§ **WORKING DATA**
:::::
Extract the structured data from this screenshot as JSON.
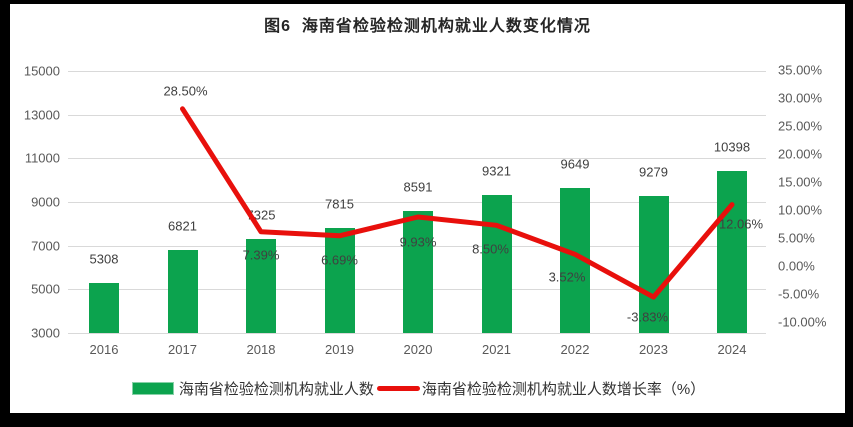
{
  "title": "图6  海南省检验检测机构就业人数变化情况",
  "legend": {
    "bar_label": "海南省检验检测机构就业人数",
    "line_label": "海南省检验检测机构就业人数增长率（%）"
  },
  "colors": {
    "bar": "#0ca34e",
    "line": "#e8100c",
    "grid": "#d9d9d9",
    "axis_text": "#595959",
    "data_label": "#404040",
    "title_text": "#262626",
    "frame_border": "#000000",
    "background": "#ffffff"
  },
  "chart_data": {
    "type": "bar+line combo",
    "categories": [
      "2016",
      "2017",
      "2018",
      "2019",
      "2020",
      "2021",
      "2022",
      "2023",
      "2024"
    ],
    "series": [
      {
        "name": "海南省检验检测机构就业人数",
        "type": "bar",
        "axis": "left",
        "values": [
          5308,
          6821,
          7325,
          7815,
          8591,
          9321,
          9649,
          9279,
          10398
        ],
        "labels": [
          "5308",
          "6821",
          "7325",
          "7815",
          "8591",
          "9321",
          "9649",
          "9279",
          "10398"
        ]
      },
      {
        "name": "海南省检验检测机构就业人数增长率（%）",
        "type": "line",
        "axis": "right",
        "values": [
          null,
          28.5,
          7.39,
          6.69,
          9.93,
          8.5,
          3.52,
          -3.83,
          12.06
        ],
        "labels": [
          null,
          "28.50%",
          "7.39%",
          "6.69%",
          "9.93%",
          "8.50%",
          "3.52%",
          "-3.83%",
          "12.06%"
        ]
      }
    ],
    "left_axis": {
      "min": 3000,
      "max": 15000,
      "step": 2000,
      "ticks": [
        "15000",
        "13000",
        "11000",
        "9000",
        "7000",
        "5000",
        "3000"
      ]
    },
    "right_axis": {
      "min": -10,
      "max": 35,
      "step": 5,
      "ticks": [
        "35.00%",
        "30.00%",
        "25.00%",
        "20.00%",
        "15.00%",
        "10.00%",
        "5.00%",
        "0.00%",
        "-5.00%",
        "-10.00%"
      ]
    },
    "grid": true,
    "legend_position": "bottom",
    "line_label_offsets": [
      null,
      [
        3,
        -18
      ],
      [
        0,
        23
      ],
      [
        0,
        24
      ],
      [
        0,
        25
      ],
      [
        -6,
        24
      ],
      [
        -8,
        23
      ],
      [
        -6,
        20
      ],
      [
        9,
        19
      ]
    ]
  }
}
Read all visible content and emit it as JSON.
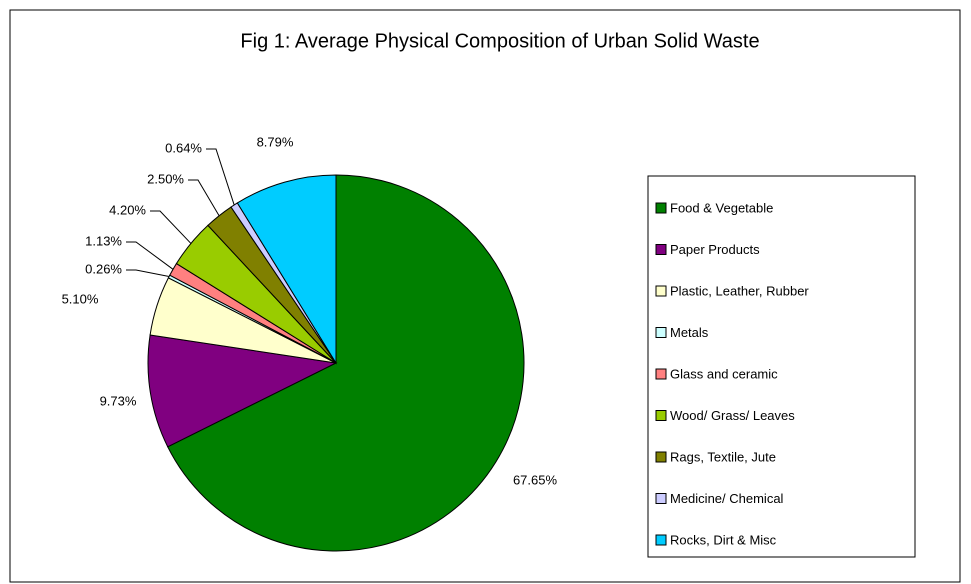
{
  "chart_data": {
    "type": "pie",
    "title": "Fig 1: Average Physical Composition of Urban Solid Waste",
    "categories": [
      "Food & Vegetable",
      "Paper Products",
      "Plastic, Leather, Rubber",
      "Metals",
      "Glass and ceramic",
      "Wood/ Grass/ Leaves",
      "Rags, Textile, Jute",
      "Medicine/ Chemical",
      "Rocks, Dirt & Misc"
    ],
    "values": [
      67.65,
      9.73,
      5.1,
      0.26,
      1.13,
      4.2,
      2.5,
      0.64,
      8.79
    ],
    "value_labels": [
      "67.65%",
      "9.73%",
      "5.10%",
      "0.26%",
      "1.13%",
      "4.20%",
      "2.50%",
      "0.64%",
      "8.79%"
    ],
    "colors": [
      "#008000",
      "#800080",
      "#ffffcc",
      "#ccffff",
      "#ff8080",
      "#99cc00",
      "#808000",
      "#ccccff",
      "#00ccff"
    ],
    "legend": "right"
  }
}
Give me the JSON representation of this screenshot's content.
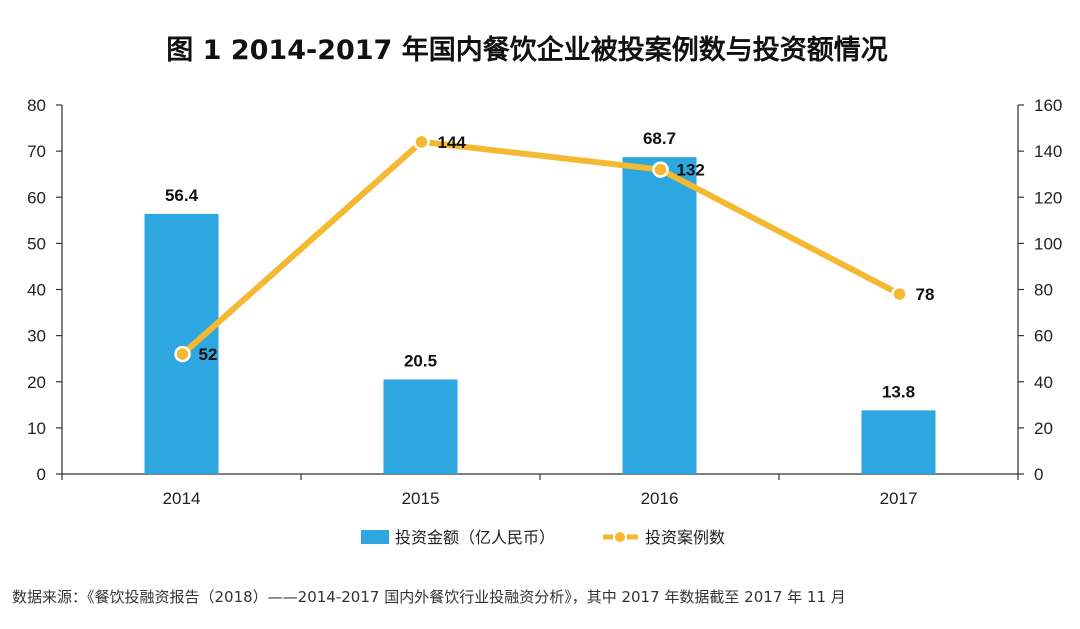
{
  "chart_data": {
    "type": "bar",
    "title": "图 1   2014-2017 年国内餐饮企业被投案例数与投资额情况",
    "categories": [
      "2014",
      "2015",
      "2016",
      "2017"
    ],
    "series": [
      {
        "name": "投资金额（亿人民币）",
        "type": "bar",
        "axis": "left",
        "values": [
          56.4,
          20.5,
          68.7,
          13.8
        ],
        "color": "#2ea7e0"
      },
      {
        "name": "投资案例数",
        "type": "line",
        "axis": "right",
        "values": [
          52,
          144,
          132,
          78
        ],
        "color": "#f5b931"
      }
    ],
    "y_left": {
      "range": [
        0,
        80
      ],
      "ticks": [
        "0",
        "10",
        "20",
        "30",
        "40",
        "50",
        "60",
        "70",
        "80"
      ]
    },
    "y_right": {
      "range": [
        0,
        160
      ],
      "ticks": [
        "0",
        "20",
        "40",
        "60",
        "80",
        "100",
        "120",
        "140",
        "160"
      ]
    },
    "grid": false,
    "legend_position": "bottom"
  },
  "source_note": "数据来源：《餐饮投融资报告（2018）——2014-2017 国内外餐饮行业投融资分析》，其中 2017 年数据截至 2017 年 11 月"
}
:::::
§ **THE REQUEST**
Every record above should come back exactly, but without its pictures.

§ **EXPECTED ANSWER**
Extract the structured data from this screenshot as JSON.
{
  "title": "图6  海南省检验检测机构就业人数变化情况",
  "legend": {
    "bar_label": "海南省检验检测机构就业人数",
    "line_label": "海南省检验检测机构就业人数增长率（%）"
  },
  "colors": {
    "bar": "#0ca34e",
    "line": "#e8100c",
    "grid": "#d9d9d9",
    "axis_text": "#595959",
    "data_label": "#404040",
    "title_text": "#262626",
    "frame_border": "#000000",
    "background": "#ffffff"
  },
  "chart_data": {
    "type": "bar+line combo",
    "categories": [
      "2016",
      "2017",
      "2018",
      "2019",
      "2020",
      "2021",
      "2022",
      "2023",
      "2024"
    ],
    "series": [
      {
        "name": "海南省检验检测机构就业人数",
        "type": "bar",
        "axis": "left",
        "values": [
          5308,
          6821,
          7325,
          7815,
          8591,
          9321,
          9649,
          9279,
          10398
        ],
        "labels": [
          "5308",
          "6821",
          "7325",
          "7815",
          "8591",
          "9321",
          "9649",
          "9279",
          "10398"
        ]
      },
      {
        "name": "海南省检验检测机构就业人数增长率（%）",
        "type": "line",
        "axis": "right",
        "values": [
          null,
          28.5,
          7.39,
          6.69,
          9.93,
          8.5,
          3.52,
          -3.83,
          12.06
        ],
        "labels": [
          null,
          "28.50%",
          "7.39%",
          "6.69%",
          "9.93%",
          "8.50%",
          "3.52%",
          "-3.83%",
          "12.06%"
        ]
      }
    ],
    "left_axis": {
      "min": 3000,
      "max": 15000,
      "step": 2000,
      "ticks": [
        "15000",
        "13000",
        "11000",
        "9000",
        "7000",
        "5000",
        "3000"
      ]
    },
    "right_axis": {
      "min": -10,
      "max": 35,
      "step": 5,
      "ticks": [
        "35.00%",
        "30.00%",
        "25.00%",
        "20.00%",
        "15.00%",
        "10.00%",
        "5.00%",
        "0.00%",
        "-5.00%",
        "-10.00%"
      ]
    },
    "grid": true,
    "legend_position": "bottom",
    "line_label_offsets": [
      null,
      [
        3,
        -18
      ],
      [
        0,
        23
      ],
      [
        0,
        24
      ],
      [
        0,
        25
      ],
      [
        -6,
        24
      ],
      [
        -8,
        23
      ],
      [
        -6,
        20
      ],
      [
        9,
        19
      ]
    ]
  }
}
Read all visible content and emit it as JSON.
{
  "chart_data": {
    "type": "pie",
    "title": "Fig 1: Average Physical Composition of Urban Solid Waste",
    "categories": [
      "Food & Vegetable",
      "Paper Products",
      "Plastic, Leather, Rubber",
      "Metals",
      "Glass and ceramic",
      "Wood/ Grass/ Leaves",
      "Rags, Textile, Jute",
      "Medicine/ Chemical",
      "Rocks, Dirt & Misc"
    ],
    "values": [
      67.65,
      9.73,
      5.1,
      0.26,
      1.13,
      4.2,
      2.5,
      0.64,
      8.79
    ],
    "value_labels": [
      "67.65%",
      "9.73%",
      "5.10%",
      "0.26%",
      "1.13%",
      "4.20%",
      "2.50%",
      "0.64%",
      "8.79%"
    ],
    "colors": [
      "#008000",
      "#800080",
      "#ffffcc",
      "#ccffff",
      "#ff8080",
      "#99cc00",
      "#808000",
      "#ccccff",
      "#00ccff"
    ],
    "legend": "right"
  }
}
Give me the JSON representation of this screenshot's content.
{
  "chart_data": {
    "type": "bar",
    "title": "图 1   2014-2017 年国内餐饮企业被投案例数与投资额情况",
    "categories": [
      "2014",
      "2015",
      "2016",
      "2017"
    ],
    "series": [
      {
        "name": "投资金额（亿人民币）",
        "type": "bar",
        "axis": "left",
        "values": [
          56.4,
          20.5,
          68.7,
          13.8
        ],
        "color": "#2ea7e0"
      },
      {
        "name": "投资案例数",
        "type": "line",
        "axis": "right",
        "values": [
          52,
          144,
          132,
          78
        ],
        "color": "#f5b931"
      }
    ],
    "y_left": {
      "range": [
        0,
        80
      ],
      "ticks": [
        "0",
        "10",
        "20",
        "30",
        "40",
        "50",
        "60",
        "70",
        "80"
      ]
    },
    "y_right": {
      "range": [
        0,
        160
      ],
      "ticks": [
        "0",
        "20",
        "40",
        "60",
        "80",
        "100",
        "120",
        "140",
        "160"
      ]
    },
    "grid": false,
    "legend_position": "bottom"
  },
  "source_note": "数据来源：《餐饮投融资报告（2018）——2014-2017 国内外餐饮行业投融资分析》，其中 2017 年数据截至 2017 年 11 月"
}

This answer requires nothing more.